— start of Task data —
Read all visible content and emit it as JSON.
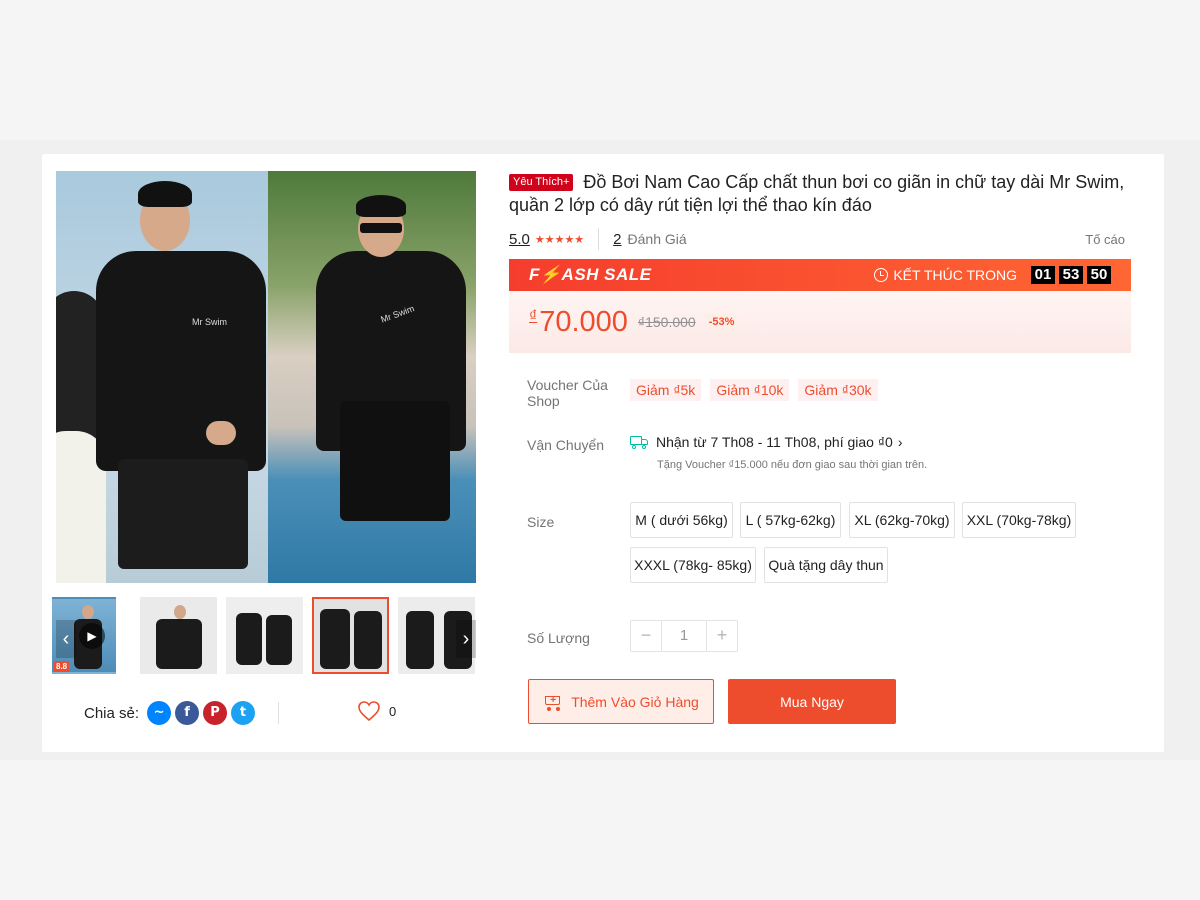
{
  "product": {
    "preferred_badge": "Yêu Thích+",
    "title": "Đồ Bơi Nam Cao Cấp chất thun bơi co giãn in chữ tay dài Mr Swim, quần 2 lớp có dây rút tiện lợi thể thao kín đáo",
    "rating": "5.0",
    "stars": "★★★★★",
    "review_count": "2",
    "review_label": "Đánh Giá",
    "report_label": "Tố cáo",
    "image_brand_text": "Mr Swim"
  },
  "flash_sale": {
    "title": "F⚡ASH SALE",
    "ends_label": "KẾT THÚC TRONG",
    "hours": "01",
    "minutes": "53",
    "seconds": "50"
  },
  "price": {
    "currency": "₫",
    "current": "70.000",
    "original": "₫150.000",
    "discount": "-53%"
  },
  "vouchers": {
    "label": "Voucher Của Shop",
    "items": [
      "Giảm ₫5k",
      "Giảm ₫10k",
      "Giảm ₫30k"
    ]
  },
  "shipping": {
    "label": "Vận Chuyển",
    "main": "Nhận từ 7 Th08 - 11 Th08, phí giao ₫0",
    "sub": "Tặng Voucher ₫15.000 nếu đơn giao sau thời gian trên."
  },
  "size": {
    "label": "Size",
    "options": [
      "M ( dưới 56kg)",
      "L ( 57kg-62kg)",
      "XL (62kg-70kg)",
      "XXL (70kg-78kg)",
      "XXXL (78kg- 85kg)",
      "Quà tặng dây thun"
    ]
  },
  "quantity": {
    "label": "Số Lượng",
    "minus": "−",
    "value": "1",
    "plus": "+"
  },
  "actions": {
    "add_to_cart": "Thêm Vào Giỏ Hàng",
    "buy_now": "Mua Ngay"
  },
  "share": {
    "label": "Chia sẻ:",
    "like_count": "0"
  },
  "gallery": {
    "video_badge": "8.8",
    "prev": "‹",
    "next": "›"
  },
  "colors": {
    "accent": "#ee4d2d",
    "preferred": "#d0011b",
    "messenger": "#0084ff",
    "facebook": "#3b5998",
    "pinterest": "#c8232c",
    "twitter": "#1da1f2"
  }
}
— end of Task data —
— start of Task data —
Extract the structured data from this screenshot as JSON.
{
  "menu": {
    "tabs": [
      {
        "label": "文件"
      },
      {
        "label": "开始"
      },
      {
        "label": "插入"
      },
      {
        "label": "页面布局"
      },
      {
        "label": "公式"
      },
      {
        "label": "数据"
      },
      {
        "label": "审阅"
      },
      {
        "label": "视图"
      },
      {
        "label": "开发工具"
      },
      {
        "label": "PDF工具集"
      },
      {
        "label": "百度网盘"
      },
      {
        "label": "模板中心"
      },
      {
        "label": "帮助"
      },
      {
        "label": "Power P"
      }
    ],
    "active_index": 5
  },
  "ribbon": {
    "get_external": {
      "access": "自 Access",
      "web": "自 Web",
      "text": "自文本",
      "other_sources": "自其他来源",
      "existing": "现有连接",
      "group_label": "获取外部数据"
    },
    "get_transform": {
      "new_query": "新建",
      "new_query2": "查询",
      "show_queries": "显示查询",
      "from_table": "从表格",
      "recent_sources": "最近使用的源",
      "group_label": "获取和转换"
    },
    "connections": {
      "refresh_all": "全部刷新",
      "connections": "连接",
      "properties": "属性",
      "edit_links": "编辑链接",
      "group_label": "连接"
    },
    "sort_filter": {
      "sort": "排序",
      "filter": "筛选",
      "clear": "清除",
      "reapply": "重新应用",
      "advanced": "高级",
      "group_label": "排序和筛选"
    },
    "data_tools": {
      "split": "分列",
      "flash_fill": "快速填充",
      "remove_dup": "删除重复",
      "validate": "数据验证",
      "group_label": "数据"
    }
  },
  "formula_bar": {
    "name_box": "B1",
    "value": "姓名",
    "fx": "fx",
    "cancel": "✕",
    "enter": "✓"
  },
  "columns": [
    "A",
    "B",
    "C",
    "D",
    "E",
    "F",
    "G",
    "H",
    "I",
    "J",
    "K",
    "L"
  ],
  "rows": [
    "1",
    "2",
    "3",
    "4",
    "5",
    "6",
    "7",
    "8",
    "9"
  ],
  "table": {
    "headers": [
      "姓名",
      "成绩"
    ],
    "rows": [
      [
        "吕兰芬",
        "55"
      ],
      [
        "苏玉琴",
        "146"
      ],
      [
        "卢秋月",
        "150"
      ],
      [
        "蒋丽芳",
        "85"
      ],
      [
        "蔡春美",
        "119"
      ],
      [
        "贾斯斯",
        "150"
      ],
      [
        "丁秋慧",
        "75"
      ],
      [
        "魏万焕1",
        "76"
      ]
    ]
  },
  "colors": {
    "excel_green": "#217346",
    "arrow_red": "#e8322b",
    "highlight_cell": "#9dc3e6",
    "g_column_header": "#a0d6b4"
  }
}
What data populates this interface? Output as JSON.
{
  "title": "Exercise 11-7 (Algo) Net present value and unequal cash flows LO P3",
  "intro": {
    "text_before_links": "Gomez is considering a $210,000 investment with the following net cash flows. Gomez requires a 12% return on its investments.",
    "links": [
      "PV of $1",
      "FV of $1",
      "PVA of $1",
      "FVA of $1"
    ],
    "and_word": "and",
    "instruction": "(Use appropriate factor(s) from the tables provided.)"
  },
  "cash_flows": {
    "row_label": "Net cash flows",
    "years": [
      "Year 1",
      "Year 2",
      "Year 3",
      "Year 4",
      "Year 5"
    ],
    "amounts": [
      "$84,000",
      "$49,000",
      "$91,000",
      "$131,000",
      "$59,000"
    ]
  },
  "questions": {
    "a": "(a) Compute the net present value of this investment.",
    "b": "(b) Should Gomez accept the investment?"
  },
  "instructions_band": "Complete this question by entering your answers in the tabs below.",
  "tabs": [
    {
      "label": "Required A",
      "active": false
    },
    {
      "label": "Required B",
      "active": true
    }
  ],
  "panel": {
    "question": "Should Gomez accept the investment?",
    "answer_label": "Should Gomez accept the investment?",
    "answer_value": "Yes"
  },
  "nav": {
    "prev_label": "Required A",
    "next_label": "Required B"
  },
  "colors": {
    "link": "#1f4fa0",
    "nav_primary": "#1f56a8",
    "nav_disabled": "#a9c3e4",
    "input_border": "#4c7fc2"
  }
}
— end of Task data —
- [Requirements]: Look through the entries above for the word "Swim". Copy every line where it shows up.

- [Task output]:
    "title": "Đồ Bơi Nam Cao Cấp chất thun bơi co giãn in chữ tay dài Mr Swim, quần 2 lớp có dây rút tiện lợi thể thao kín đáo",
    "image_brand_text": "Mr Swim"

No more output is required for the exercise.